## [Документ]
С мольбертом в цирке - В МИРЕ ЦИРКА И ЭСТРАДЫ
В МИРЕ ЦИРКА И ЭСТРАДЫ    
 







                  администрация сайта
                       +7(964) 645-70-54

                       info@ruscircus.ru

С мольбертом в цирке

 

 

Мое детство и моя юность прошли в Саратове. Я хорошо помню, каким  был Саратов в первое десятилетие  нашего века. Тогда самой большой в городе считалась Московская площадь. В ненастное время она покрывалась слоем грязи, в жару утопала в облаках пыли. С одной ее стороны тянулись унылые ка­зармы, с другой — на площадь выходил один из корпусов городской тюрьмы, ря­дом теснились прокопченные постройки табачной фабрики Левковича.

## [Задание A]
Какая площадь, согласно тексту «С мольбертом в цирке», считалась тогда самой большой в Саратове?
## [Задание B]
Определите, согласуются ли с текстом «С мольбертом в цирке» следующие утверждения: (i) детство и юность, о которых идет речь, прошли в Москве; (ii) в жару Московская площадь утопала в облаках пыли; (iii) на площадь выходил один из корпусов городской тюрьмы.
## [Задание C]
Напишите продолжение текста «С мольбертом в цирке», начиная сразу после его последнего предложения.
Записи никак не связаны с текстом «С мольбертом в цирке».

## [Предоставленные записи]
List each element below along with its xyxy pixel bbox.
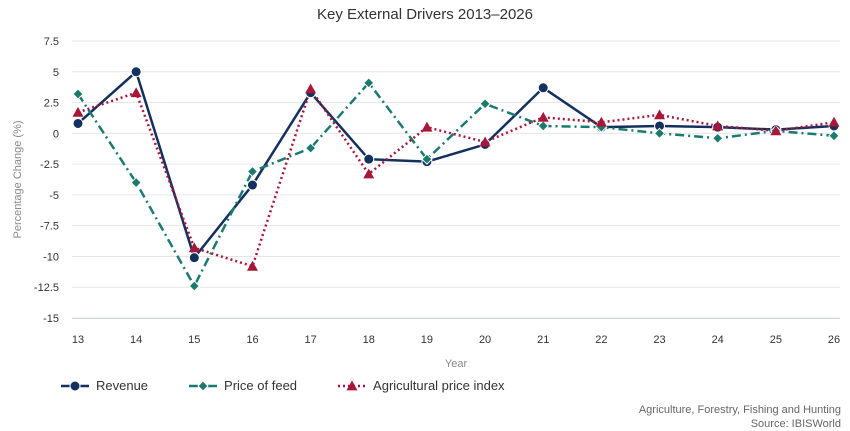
legend-label: Revenue [96,378,149,393]
data-point [246,260,258,271]
x-tick-label: 22 [595,334,607,346]
chart-legend: Revenue Price of feed Agricultural price i… [60,378,505,393]
x-tick-label: 25 [770,334,782,346]
data-point [828,130,840,142]
data-point [653,127,666,140]
x-tick-label: 14 [130,334,142,346]
x-tick-label: 16 [246,334,258,346]
y-tick-label: -12.5 [34,282,59,294]
series-line-0 [77,70,835,259]
data-point [363,153,375,165]
series-line-1 [76,81,835,288]
data-point [537,82,549,94]
data-point [770,125,782,136]
data-point [479,136,491,147]
y-tick-label: 5 [53,67,59,79]
data-point [188,252,200,264]
data-point [188,242,200,253]
data-point [72,106,84,117]
legend-symbol [338,380,367,390]
x-tick-label: 26 [828,334,840,346]
legend-label: Price of feed [224,378,298,393]
data-point [130,66,142,78]
data-point [130,176,142,189]
data-point [537,120,549,132]
y-tick-label: -10 [43,251,59,263]
x-tick-label: 24 [712,334,724,346]
legend-marker [197,379,209,392]
y-tick-label: -2.5 [40,159,59,171]
data-point [712,120,724,131]
x-tick-label: 13 [72,334,84,346]
legend-marker [69,380,81,391]
chart-source: Agriculture, Forestry, Fishing and Hunti… [639,403,841,431]
legend-symbol [61,380,89,391]
y-tick-label: -15 [43,313,59,325]
source-label: Source: IBISWorld [750,418,841,430]
data-point [72,88,84,100]
x-axis-label: Year [445,358,468,370]
series-line-2 [77,87,835,268]
data-point [305,83,317,94]
data-point [421,121,433,132]
industry-label: Agriculture, Forestry, Fishing and Hunti… [638,404,841,416]
x-tick-label: 18 [363,334,375,346]
data-point [188,280,201,292]
x-tick-label: 17 [304,334,316,346]
data-point [304,142,317,154]
data-point [537,111,549,122]
y-tick-label: 2.5 [44,98,59,110]
legend-symbol [189,379,218,392]
x-tick-label: 21 [537,334,549,346]
data-point [654,109,666,120]
y-tick-label: -7.5 [40,221,59,233]
data-point [130,87,142,98]
y-tick-label: 7.5 [44,36,59,48]
legend-item[interactable]: Agricultural price index [337,378,505,393]
legend-item[interactable]: Revenue [60,378,148,393]
legend-label: Agricultural price index [373,378,505,393]
data-point [363,168,375,179]
y-tick-label: -5 [49,190,59,202]
legend-marker [346,380,358,390]
x-tick-label: 19 [421,334,433,346]
data-point [72,117,84,129]
data-point [421,153,433,165]
data-point [246,165,259,178]
chart-title: Key External Drivers 2013–2026 [317,6,533,23]
data-point [479,98,491,110]
data-point [828,116,840,127]
data-point [363,77,375,89]
y-axis-label: Percentage Change (%) [12,120,24,238]
data-point [711,132,724,144]
data-point [246,179,258,191]
y-tick-label: 0 [53,128,59,140]
x-tick-label: 23 [653,334,665,346]
line-chart: 7.5 5 2.5 0 -2.5 -5 -7.5 -10 -12.5 -15 13 14 15 16 17… [12,36,840,370]
data-point [595,116,607,127]
x-tick-label: 15 [188,334,200,346]
x-tick-label: 20 [479,334,491,346]
legend-item[interactable]: Price of feed [188,378,297,393]
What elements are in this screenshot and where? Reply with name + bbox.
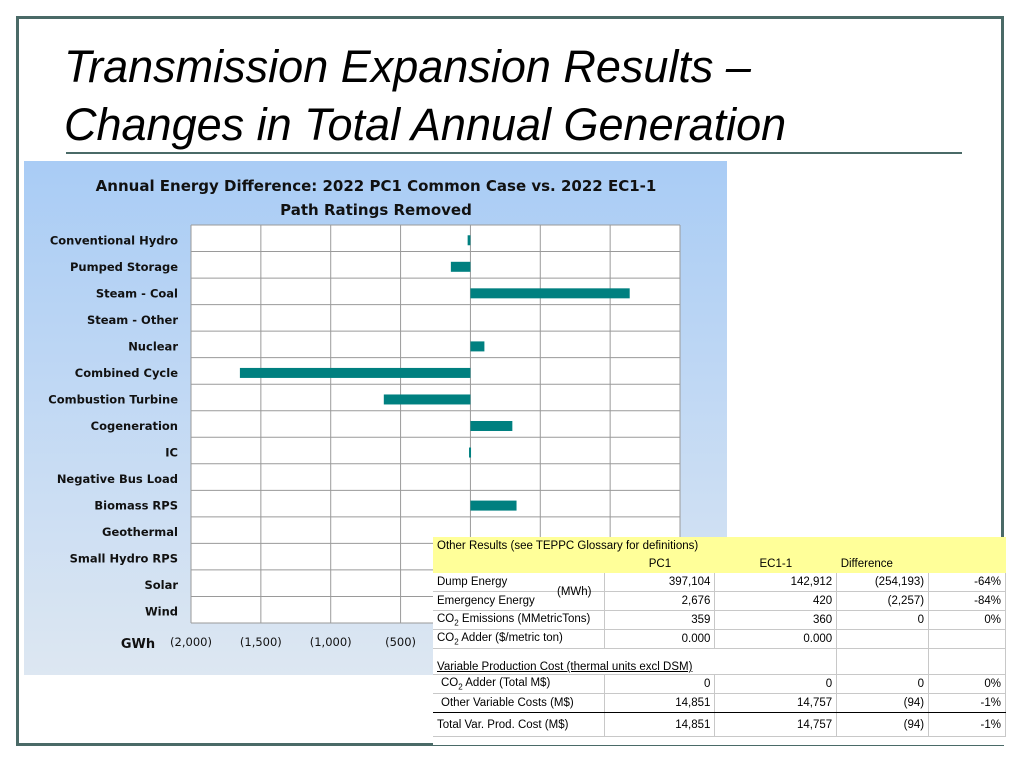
title-underline <box>66 152 962 154</box>
category-label: Combustion Turbine <box>48 392 178 406</box>
bar <box>467 235 471 246</box>
bar <box>383 394 471 405</box>
cell-pc1: 14,851 <box>604 693 716 713</box>
table-row: CO2 Emissions (MMetricTons) 359 360 0 0% <box>433 610 1006 630</box>
table-row: Dump Energy 397,104 142,912 (254,193) -6… <box>433 573 1006 592</box>
results-table: Other Results (see TEPPC Glossary for de… <box>433 537 1006 737</box>
cell-ec1: 142,912 <box>714 573 838 592</box>
cell-pct: 0% <box>928 610 1006 630</box>
slide-title-line2: Changes in Total Annual Generation <box>64 99 787 150</box>
x-tick-label: (2,000) <box>170 635 212 649</box>
table-row: CO2 Adder (Total M$) 0 0 0 0% <box>433 674 1006 694</box>
bar <box>470 288 630 299</box>
slide-title-line1: Transmission Expansion Results – <box>64 41 751 92</box>
cell-pct: -1% <box>928 693 1006 713</box>
x-tick-label: (1,500) <box>240 635 282 649</box>
row-label: Total Var. Prod. Cost (M$) <box>433 712 606 737</box>
chart-title: Annual Energy Difference: 2022 PC1 Commo… <box>26 174 726 222</box>
cell-pc1: 397,104 <box>604 573 716 592</box>
cell-ec1: 0.000 <box>714 629 838 649</box>
x-unit-label: GWh <box>121 637 155 652</box>
chart-title-line2: Path Ratings Removed <box>280 201 472 219</box>
category-label: Pumped Storage <box>70 260 178 274</box>
bar <box>469 447 472 458</box>
cell-diff: (94) <box>836 693 930 713</box>
table-section-row: Variable Production Cost (thermal units … <box>433 648 1006 675</box>
cell-pct: 0% <box>928 674 1006 694</box>
x-tick-label: (500) <box>385 635 416 649</box>
category-label: Conventional Hydro <box>50 233 178 247</box>
cell-diff: (94) <box>836 712 930 737</box>
slide-title: Transmission Expansion Results – Changes… <box>64 38 964 154</box>
category-label: Steam - Coal <box>96 286 178 300</box>
cell-pc1: 359 <box>604 610 716 630</box>
cell-diff: (2,257) <box>836 591 930 611</box>
cell-pct: -1% <box>928 712 1006 737</box>
category-label: Combined Cycle <box>75 366 178 380</box>
cell-diff: 0 <box>836 610 930 630</box>
bar <box>470 341 485 352</box>
category-label: Solar <box>144 578 178 592</box>
table-row: Emergency Energy 2,676 420 (2,257) -84% <box>433 591 1006 611</box>
category-label: Geothermal <box>102 525 178 539</box>
results-table-panel: Other Results (see TEPPC Glossary for de… <box>433 537 1006 745</box>
bar <box>470 500 517 511</box>
section-title: Variable Production Cost (thermal units … <box>433 648 715 675</box>
row-label: CO2 Adder (Total M$) <box>433 674 606 694</box>
cell-pct: -64% <box>928 573 1006 592</box>
category-label: Cogeneration <box>91 419 178 433</box>
cell-ec1: 360 <box>714 610 838 630</box>
cell-ec1: 14,757 <box>714 712 838 737</box>
row-label: Other Variable Costs (M$) <box>433 693 606 713</box>
column-pc1: PC1 <box>604 555 715 573</box>
cell-diff: 0 <box>836 674 930 694</box>
cell-pc1: 0.000 <box>604 629 716 649</box>
chart-title-line1: Annual Energy Difference: 2022 PC1 Commo… <box>95 177 657 195</box>
row-label: CO2 Emissions (MMetricTons) <box>433 610 606 630</box>
row-label: CO2 Adder ($/metric ton) <box>433 629 606 649</box>
row-label: Dump Energy <box>433 573 606 592</box>
table-header-row: Other Results (see TEPPC Glossary for de… <box>433 537 1006 555</box>
cell-ec1: 0 <box>714 674 838 694</box>
category-label: Wind <box>145 605 178 619</box>
category-label: Small Hydro RPS <box>70 552 178 566</box>
mwh-unit-note: (MWh) <box>557 586 592 598</box>
cell-ec1: 420 <box>714 591 838 611</box>
bar <box>450 261 471 272</box>
table-row: Other Variable Costs (M$) 14,851 14,757 … <box>433 693 1006 713</box>
category-label: IC <box>165 446 178 460</box>
cell-pc1: 14,851 <box>604 712 716 737</box>
category-label: Biomass RPS <box>94 499 178 513</box>
table-header: Other Results (see TEPPC Glossary for de… <box>433 537 1006 555</box>
cell-diff <box>836 629 930 649</box>
table-column-row: PC1 EC1-1 Difference <box>433 555 1006 573</box>
cell-diff: (254,193) <box>836 573 930 592</box>
table-total-row: Total Var. Prod. Cost (M$) 14,851 14,757… <box>433 712 1006 737</box>
cell-pc1: 2,676 <box>604 591 716 611</box>
bar <box>239 367 471 378</box>
column-ec1-1: EC1-1 <box>714 555 837 573</box>
x-tick-label: (1,000) <box>310 635 352 649</box>
table-row: CO2 Adder ($/metric ton) 0.000 0.000 <box>433 629 1006 649</box>
cell-pct <box>928 629 1006 649</box>
column-difference: Difference <box>836 555 929 573</box>
category-label: Steam - Other <box>87 313 178 327</box>
bar <box>470 421 513 431</box>
category-label: Nuclear <box>128 339 178 353</box>
row-label: Emergency Energy <box>433 591 606 611</box>
cell-pct: -84% <box>928 591 1006 611</box>
cell-ec1: 14,757 <box>714 693 838 713</box>
category-label: Negative Bus Load <box>57 472 178 486</box>
cell-pc1: 0 <box>604 674 716 694</box>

## [Ответ A]
Московская площадь.

## [Ответ B]
(i) Нет: «Мое детство и моя юность прошли в Саратове».
(ii) Да: «в жару утопала в облаках пыли».
(iii) Да: «на площадь выходил один из корпусов городской тюрьмы».

## [Ответ C]
Но раз в году Московская площадь не­узнаваемо преображалась. Это было на пасху, когда здесь устраивались ежегодные пасхальные гулянья.

На пасху по всей площади вставали наскоро сколоченные причудливые бала­ганы, под звуки полек и маршей бешено вертелись карусели. Площадь до краев на­полнялась оживленными нарядными людь­ми. «Пожалуйте к нам! К нам, господа хо­рошие!» — кричали с высоких помостов пестро  разодетые  балаганные  зазыватели.

Я мог без устали бродить по площади, переходя от одного балагана к другому. Все было интересно, а порой и загадочно. Петрушку   сменяли    плясуны,      плясунов — китайский фокусник, фокусника — акробаты. Немного поодаль от балаганов лохма­тый рыжий мужик в мятом картузе — вла­делец «панорамы», большого ящика с дву­мя дырками в передней стенке — предла­гал гуляющим полюбоваться «невиданным зрелищем картин».

Панораму окружало десятка полтора любопытных. В стоящую рядом деревян­ную чашку  щедро  сыпались медяки.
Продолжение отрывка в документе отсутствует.